START Task inputs

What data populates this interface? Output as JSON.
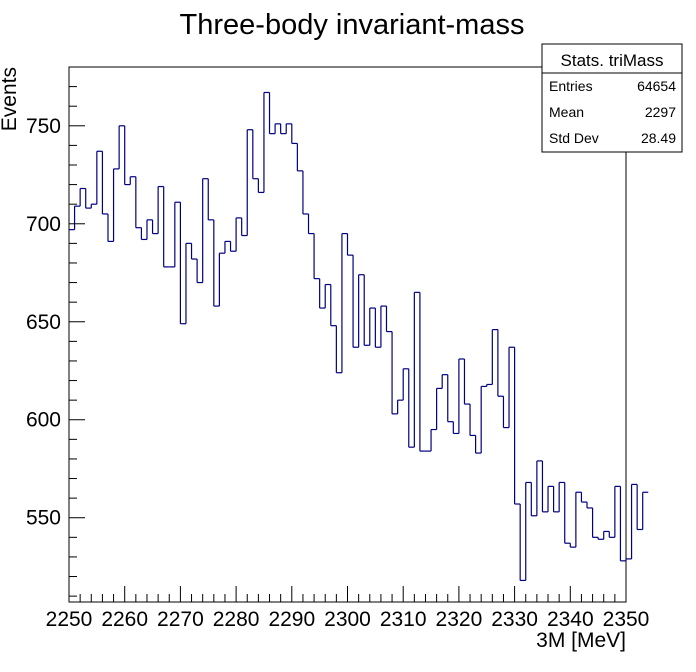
{
  "chart_data": {
    "type": "histogram-step",
    "title": "Three-body invariant-mass",
    "xlabel": "3M [MeV]",
    "ylabel": "Events",
    "xlim": [
      2250,
      2350
    ],
    "ylim": [
      507,
      780
    ],
    "x_ticks": [
      2250,
      2260,
      2270,
      2280,
      2290,
      2300,
      2310,
      2320,
      2330,
      2340,
      2350
    ],
    "y_ticks": [
      550,
      600,
      650,
      700,
      750
    ],
    "line_color": "#000080",
    "bin_width": 1,
    "series": [
      {
        "name": "triMass",
        "values": [
          697,
          709,
          718,
          708,
          710,
          737,
          705,
          691,
          728,
          750,
          720,
          724,
          698,
          692,
          702,
          695,
          719,
          678,
          678,
          711,
          649,
          690,
          682,
          670,
          723,
          702,
          658,
          685,
          691,
          686,
          703,
          694,
          748,
          723,
          716,
          767,
          746,
          751,
          746,
          751,
          741,
          727,
          705,
          695,
          672,
          657,
          669,
          648,
          624,
          695,
          684,
          637,
          674,
          638,
          657,
          637,
          658,
          645,
          603,
          610,
          626,
          586,
          665,
          584,
          584,
          595,
          616,
          623,
          599,
          593,
          631,
          608,
          592,
          583,
          617,
          618,
          646,
          612,
          596,
          637,
          557,
          518,
          568,
          551,
          579,
          553,
          566,
          553,
          568,
          537,
          535,
          563,
          558,
          555,
          540,
          539,
          543,
          540,
          566,
          528,
          529,
          567,
          544,
          563
        ]
      }
    ],
    "stats": {
      "title": "Stats. triMass",
      "rows": [
        {
          "label": "Entries",
          "value": "64654"
        },
        {
          "label": "Mean",
          "value": "2297"
        },
        {
          "label": "Std Dev",
          "value": "28.49"
        }
      ]
    }
  }
}
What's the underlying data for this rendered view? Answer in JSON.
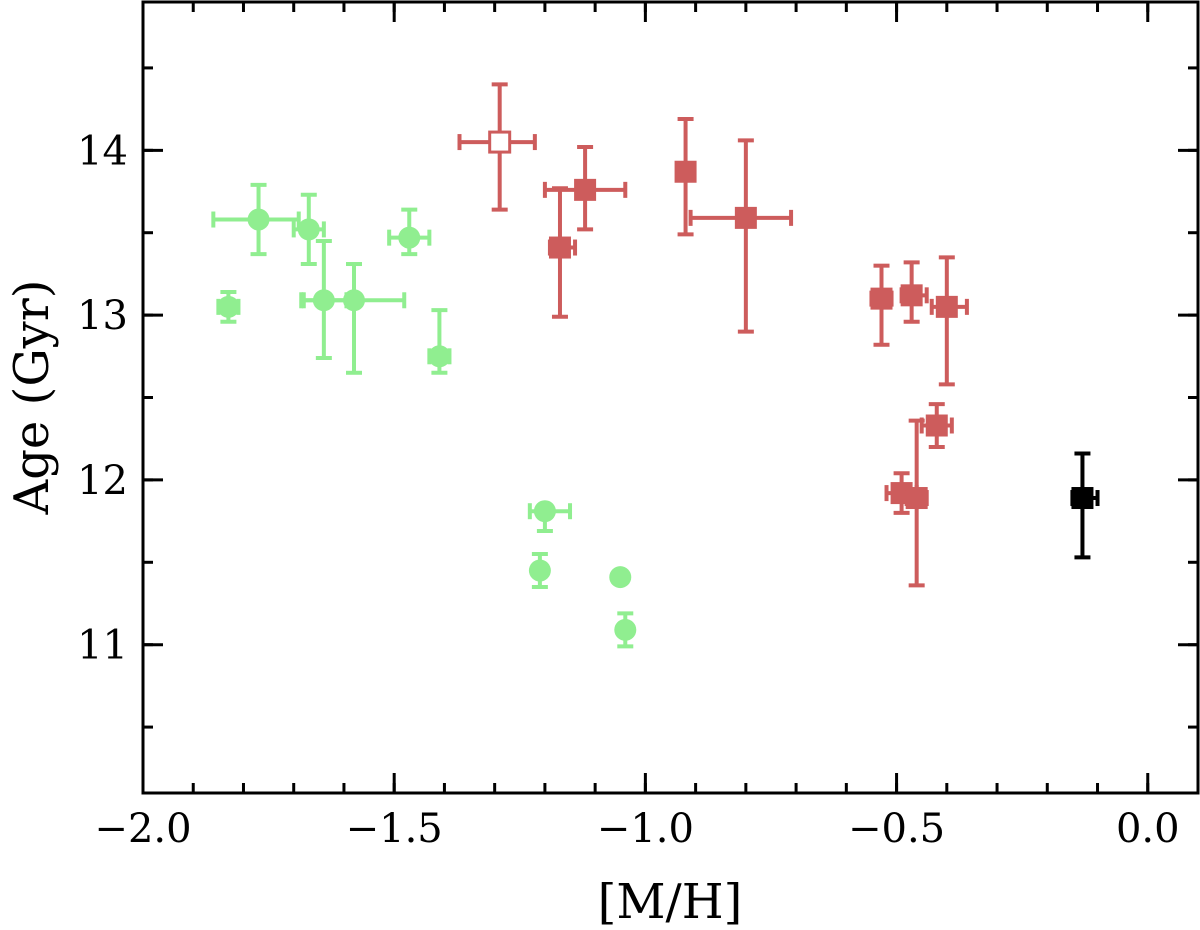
{
  "chart_data": {
    "type": "scatter",
    "title": "",
    "xlabel": "[M/H]",
    "ylabel": "Age (Gyr)",
    "xlim": [
      -2.0,
      0.1
    ],
    "ylim": [
      10.1,
      14.9
    ],
    "xticks": [
      -2.0,
      -1.5,
      -1.0,
      -0.5,
      0.0
    ],
    "xtick_labels": [
      "−2.0",
      "−1.5",
      "−1.0",
      "−0.5",
      "0.0"
    ],
    "yticks": [
      11,
      12,
      13,
      14
    ],
    "ytick_labels": [
      "11",
      "12",
      "13",
      "14"
    ],
    "x_minor_step": 0.1,
    "y_minor_step": 0.5,
    "grid": false,
    "legend": "none",
    "series": [
      {
        "color": "#90EE90",
        "marker": "circle",
        "filled": true,
        "points": [
          {
            "x": -1.83,
            "y": 13.05,
            "xerr": [
              0.02,
              0.02
            ],
            "yerr": [
              0.09,
              0.09
            ]
          },
          {
            "x": -1.77,
            "y": 13.58,
            "xerr": [
              0.09,
              0.08
            ],
            "yerr": [
              0.21,
              0.21
            ]
          },
          {
            "x": -1.67,
            "y": 13.52,
            "xerr": [
              0.03,
              0.03
            ],
            "yerr": [
              0.21,
              0.21
            ]
          },
          {
            "x": -1.64,
            "y": 13.09,
            "xerr": [
              0.045,
              0.045
            ],
            "yerr": [
              0.35,
              0.36
            ]
          },
          {
            "x": -1.58,
            "y": 13.09,
            "xerr": [
              0.1,
              0.1
            ],
            "yerr": [
              0.44,
              0.22
            ]
          },
          {
            "x": -1.47,
            "y": 13.47,
            "xerr": [
              0.04,
              0.04
            ],
            "yerr": [
              0.1,
              0.17
            ]
          },
          {
            "x": -1.41,
            "y": 12.75,
            "xerr": [
              0.02,
              0.02
            ],
            "yerr": [
              0.1,
              0.28
            ]
          },
          {
            "x": -1.2,
            "y": 11.81,
            "xerr": [
              0.03,
              0.05
            ],
            "yerr": [
              0.12,
              0.03
            ]
          },
          {
            "x": -1.21,
            "y": 11.45,
            "xerr": [
              0.01,
              0.01
            ],
            "yerr": [
              0.1,
              0.1
            ]
          },
          {
            "x": -1.05,
            "y": 11.41,
            "xerr": [
              0.01,
              0.01
            ],
            "yerr": [
              0.02,
              0.02
            ]
          },
          {
            "x": -1.04,
            "y": 11.09,
            "xerr": [
              0.01,
              0.01
            ],
            "yerr": [
              0.1,
              0.1
            ]
          }
        ]
      },
      {
        "color": "#CD5C5C",
        "marker": "square",
        "filled": true,
        "points": [
          {
            "x": -1.17,
            "y": 13.41,
            "xerr": [
              0.02,
              0.03
            ],
            "yerr": [
              0.42,
              0.36
            ]
          },
          {
            "x": -1.12,
            "y": 13.76,
            "xerr": [
              0.08,
              0.08
            ],
            "yerr": [
              0.24,
              0.26
            ]
          },
          {
            "x": -0.92,
            "y": 13.87,
            "xerr": [
              0.01,
              0.01
            ],
            "yerr": [
              0.38,
              0.32
            ]
          },
          {
            "x": -0.8,
            "y": 13.59,
            "xerr": [
              0.11,
              0.09
            ],
            "yerr": [
              0.69,
              0.47
            ]
          },
          {
            "x": -0.53,
            "y": 13.1,
            "xerr": [
              0.02,
              0.02
            ],
            "yerr": [
              0.28,
              0.2
            ]
          },
          {
            "x": -0.47,
            "y": 13.12,
            "xerr": [
              0.02,
              0.03
            ],
            "yerr": [
              0.16,
              0.2
            ]
          },
          {
            "x": -0.4,
            "y": 13.05,
            "xerr": [
              0.03,
              0.04
            ],
            "yerr": [
              0.47,
              0.3
            ]
          },
          {
            "x": -0.42,
            "y": 12.33,
            "xerr": [
              0.03,
              0.03
            ],
            "yerr": [
              0.13,
              0.13
            ]
          },
          {
            "x": -0.49,
            "y": 11.92,
            "xerr": [
              0.03,
              0.03
            ],
            "yerr": [
              0.12,
              0.12
            ]
          },
          {
            "x": -0.46,
            "y": 11.89,
            "xerr": [
              0.02,
              0.02
            ],
            "yerr": [
              0.53,
              0.47
            ]
          }
        ]
      },
      {
        "color": "#CD5C5C",
        "marker": "square",
        "filled": false,
        "points": [
          {
            "x": -1.29,
            "y": 14.05,
            "xerr": [
              0.08,
              0.07
            ],
            "yerr": [
              0.41,
              0.35
            ]
          }
        ]
      },
      {
        "color": "#000000",
        "marker": "square",
        "filled": true,
        "points": [
          {
            "x": -0.13,
            "y": 11.89,
            "xerr": [
              0.02,
              0.03
            ],
            "yerr": [
              0.36,
              0.27
            ]
          }
        ]
      }
    ]
  }
}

END Task inputs

= What the task requires =
Count the lines above in which the word "title" appears, then state only that count.

= Problem solution =
3